The description of the disclosure is merely exemplary in nature and, thus, variations that do not depart from the substance of the disclosure are intended to be within the scope of the disclosure. Such variations are not to be regarded as a departure from the spirit and scope of the disclosure. Thus, it will be understood by those of ordinary skill in the art that various changes in form and details may be made without departing from the spirit and scope as defined by the following claims.

STATEMENT REGARDING PRIOR DISCLOSURES BY THE INVENTOR OR A JOINT INVENTOR

The inventors of the present application have made related disclosure in Shin, Seung-Min et al., “Optimization of Multi-time Scale Loss Function Suitable for DNN-based Audio Coder,” 2022 The Korean Institute of Broadcast and Media Engineers Summer Conference, Jun. 22, 2022 and Joon Byun et al., “Optimization of Deep Neural Network (DNN) Speech Coder Using a Multi Time Scale Perceptual Loss Function,” INTERSPEECH, 2022, Sep. 22, 2022. The related disclosure was made less than one year before the effective filing date (Nov. 10, 2022) of the present application and the inventors of the present application are the same as those of the related disclosure. Accordingly, the related disclosure is disqualified as prior art under 35 USC 102(a)(1) against the present application. See 35 USC 102(b)(1)(A).

### WHAT YOU HAVE TO DO
According to the patent passage above, why is the inventors' related disclosure disqualified as prior art against the present application?

### GIVEN DATA
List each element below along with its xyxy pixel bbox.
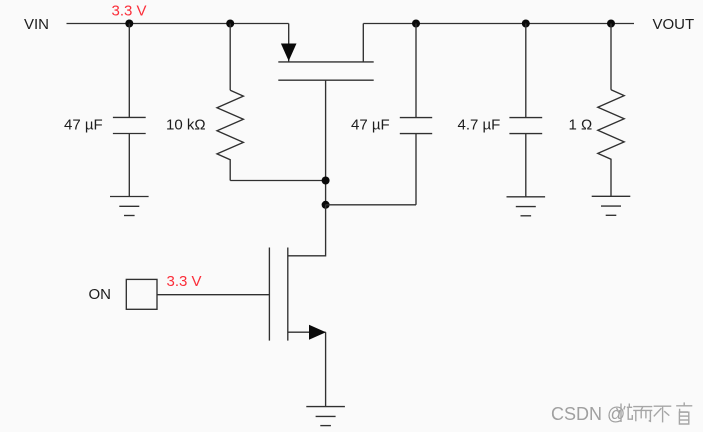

### TASK ANSWER
The related disclosure was made less than one year before the application's effective filing date of Nov. 10, 2022, and its inventors are the same as the inventors of the present application. For that reason, it is disqualified as prior art under 35 USC 102(a)(1), as provided in 35 USC 102(b)(1)(A).